[Start RECORDS SHOWN]
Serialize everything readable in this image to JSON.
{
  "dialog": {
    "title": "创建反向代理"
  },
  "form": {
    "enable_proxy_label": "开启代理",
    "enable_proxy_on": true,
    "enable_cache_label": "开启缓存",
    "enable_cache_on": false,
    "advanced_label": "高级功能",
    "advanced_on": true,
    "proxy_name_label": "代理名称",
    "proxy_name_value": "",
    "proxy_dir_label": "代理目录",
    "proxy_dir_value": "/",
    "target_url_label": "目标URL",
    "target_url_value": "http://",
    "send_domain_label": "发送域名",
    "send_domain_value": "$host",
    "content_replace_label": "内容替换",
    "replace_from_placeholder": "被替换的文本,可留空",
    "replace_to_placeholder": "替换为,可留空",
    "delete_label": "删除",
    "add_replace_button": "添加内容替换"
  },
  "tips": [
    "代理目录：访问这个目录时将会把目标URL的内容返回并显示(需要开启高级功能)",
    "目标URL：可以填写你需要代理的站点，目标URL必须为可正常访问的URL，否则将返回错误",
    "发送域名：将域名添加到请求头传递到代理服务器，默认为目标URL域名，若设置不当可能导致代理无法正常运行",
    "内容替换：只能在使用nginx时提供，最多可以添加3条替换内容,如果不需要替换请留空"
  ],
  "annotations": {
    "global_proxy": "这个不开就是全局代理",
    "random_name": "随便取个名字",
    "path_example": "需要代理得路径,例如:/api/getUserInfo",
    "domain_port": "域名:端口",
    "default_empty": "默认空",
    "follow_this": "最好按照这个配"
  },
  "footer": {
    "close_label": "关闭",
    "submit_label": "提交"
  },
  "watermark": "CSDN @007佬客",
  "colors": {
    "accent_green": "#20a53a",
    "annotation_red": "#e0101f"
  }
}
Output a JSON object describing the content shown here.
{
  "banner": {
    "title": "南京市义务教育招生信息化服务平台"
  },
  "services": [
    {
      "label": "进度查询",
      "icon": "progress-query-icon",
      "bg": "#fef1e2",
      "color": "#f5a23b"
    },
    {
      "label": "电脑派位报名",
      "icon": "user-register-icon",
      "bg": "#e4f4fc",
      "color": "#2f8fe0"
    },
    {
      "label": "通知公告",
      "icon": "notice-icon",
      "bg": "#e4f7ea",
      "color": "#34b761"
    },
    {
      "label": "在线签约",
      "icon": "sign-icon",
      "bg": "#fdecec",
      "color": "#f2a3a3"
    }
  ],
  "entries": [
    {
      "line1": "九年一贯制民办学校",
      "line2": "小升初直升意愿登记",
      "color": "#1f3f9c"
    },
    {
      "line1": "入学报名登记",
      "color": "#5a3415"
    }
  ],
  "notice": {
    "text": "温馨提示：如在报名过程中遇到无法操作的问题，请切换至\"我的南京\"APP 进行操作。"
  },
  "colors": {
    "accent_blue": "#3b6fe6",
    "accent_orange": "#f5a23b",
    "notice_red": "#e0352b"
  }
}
[End RECORDS SHOWN]
* [DESCRIPTION OF THE TASK]:
Reproduce the full set of records precisely.

* [ANSWER BELOW]:
Serialize everything readable in this image to JSON.
{
  "dialog": {
    "title": "创建反向代理"
  },
  "form": {
    "enable_proxy_label": "开启代理",
    "enable_proxy_on": true,
    "enable_cache_label": "开启缓存",
    "enable_cache_on": false,
    "advanced_label": "高级功能",
    "advanced_on": true,
    "proxy_name_label": "代理名称",
    "proxy_name_value": "",
    "proxy_dir_label": "代理目录",
    "proxy_dir_value": "/",
    "target_url_label": "目标URL",
    "target_url_value": "http://",
    "send_domain_label": "发送域名",
    "send_domain_value": "$host",
    "content_replace_label": "内容替换",
    "replace_from_placeholder": "被替换的文本,可留空",
    "replace_to_placeholder": "替换为,可留空",
    "delete_label": "删除",
    "add_replace_button": "添加内容替换"
  },
  "tips": [
    "代理目录：访问这个目录时将会把目标URL的内容返回并显示(需要开启高级功能)",
    "目标URL：可以填写你需要代理的站点，目标URL必须为可正常访问的URL，否则将返回错误",
    "发送域名：将域名添加到请求头传递到代理服务器，默认为目标URL域名，若设置不当可能导致代理无法正常运行",
    "内容替换：只能在使用nginx时提供，最多可以添加3条替换内容,如果不需要替换请留空"
  ],
  "annotations": {
    "global_proxy": "这个不开就是全局代理",
    "random_name": "随便取个名字",
    "path_example": "需要代理得路径,例如:/api/getUserInfo",
    "domain_port": "域名:端口",
    "default_empty": "默认空",
    "follow_this": "最好按照这个配"
  },
  "footer": {
    "close_label": "关闭",
    "submit_label": "提交"
  },
  "watermark": "CSDN @007佬客",
  "colors": {
    "accent_green": "#20a53a",
    "annotation_red": "#e0101f"
  }
}
Output a JSON object describing the content shown here.
{
  "banner": {
    "title": "南京市义务教育招生信息化服务平台"
  },
  "services": [
    {
      "label": "进度查询",
      "icon": "progress-query-icon",
      "bg": "#fef1e2",
      "color": "#f5a23b"
    },
    {
      "label": "电脑派位报名",
      "icon": "user-register-icon",
      "bg": "#e4f4fc",
      "color": "#2f8fe0"
    },
    {
      "label": "通知公告",
      "icon": "notice-icon",
      "bg": "#e4f7ea",
      "color": "#34b761"
    },
    {
      "label": "在线签约",
      "icon": "sign-icon",
      "bg": "#fdecec",
      "color": "#f2a3a3"
    }
  ],
  "entries": [
    {
      "line1": "九年一贯制民办学校",
      "line2": "小升初直升意愿登记",
      "color": "#1f3f9c"
    },
    {
      "line1": "入学报名登记",
      "color": "#5a3415"
    }
  ],
  "notice": {
    "text": "温馨提示：如在报名过程中遇到无法操作的问题，请切换至\"我的南京\"APP 进行操作。"
  },
  "colors": {
    "accent_blue": "#3b6fe6",
    "accent_orange": "#f5a23b",
    "notice_red": "#e0352b"
  }
}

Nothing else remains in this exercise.